[start]

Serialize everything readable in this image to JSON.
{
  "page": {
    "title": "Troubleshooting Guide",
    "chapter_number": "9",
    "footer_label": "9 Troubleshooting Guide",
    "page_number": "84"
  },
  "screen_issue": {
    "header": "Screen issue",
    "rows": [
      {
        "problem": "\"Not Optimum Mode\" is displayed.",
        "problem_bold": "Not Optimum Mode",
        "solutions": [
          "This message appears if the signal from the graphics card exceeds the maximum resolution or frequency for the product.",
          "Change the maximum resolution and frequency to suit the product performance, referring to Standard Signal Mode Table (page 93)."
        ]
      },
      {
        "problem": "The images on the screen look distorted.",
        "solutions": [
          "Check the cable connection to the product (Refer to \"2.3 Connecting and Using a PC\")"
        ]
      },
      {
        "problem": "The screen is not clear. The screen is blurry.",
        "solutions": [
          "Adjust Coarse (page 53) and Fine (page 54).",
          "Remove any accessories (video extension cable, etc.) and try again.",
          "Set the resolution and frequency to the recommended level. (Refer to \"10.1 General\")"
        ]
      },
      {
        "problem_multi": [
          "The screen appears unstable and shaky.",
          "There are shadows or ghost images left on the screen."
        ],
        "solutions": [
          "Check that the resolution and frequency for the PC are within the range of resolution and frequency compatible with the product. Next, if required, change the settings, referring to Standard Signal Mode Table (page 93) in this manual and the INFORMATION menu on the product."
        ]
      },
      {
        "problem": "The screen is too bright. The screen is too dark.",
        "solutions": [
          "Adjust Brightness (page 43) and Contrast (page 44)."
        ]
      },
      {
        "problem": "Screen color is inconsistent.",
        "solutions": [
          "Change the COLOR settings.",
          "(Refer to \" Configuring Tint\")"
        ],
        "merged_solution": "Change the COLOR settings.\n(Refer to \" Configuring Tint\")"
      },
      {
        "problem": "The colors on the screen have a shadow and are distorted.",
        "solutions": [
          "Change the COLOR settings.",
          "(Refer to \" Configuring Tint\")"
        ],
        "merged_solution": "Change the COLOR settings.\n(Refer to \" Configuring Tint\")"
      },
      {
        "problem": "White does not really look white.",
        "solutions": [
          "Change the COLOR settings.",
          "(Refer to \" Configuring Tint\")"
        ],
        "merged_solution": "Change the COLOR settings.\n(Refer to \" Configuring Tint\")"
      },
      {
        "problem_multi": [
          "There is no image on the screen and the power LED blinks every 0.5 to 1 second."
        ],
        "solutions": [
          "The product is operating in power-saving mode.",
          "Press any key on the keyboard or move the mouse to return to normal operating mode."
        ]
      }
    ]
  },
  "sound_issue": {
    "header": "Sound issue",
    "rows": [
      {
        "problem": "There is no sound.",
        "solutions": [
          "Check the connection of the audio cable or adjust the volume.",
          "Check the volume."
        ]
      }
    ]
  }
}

[end]

(Task statement):
Copy each line in the data that holds the word "appears".

(Complete output):
          "This message appears if the signal from the graphics card exceeds the maximum resolution or frequency for the product.",
          "The screen appears unstable and shaky.",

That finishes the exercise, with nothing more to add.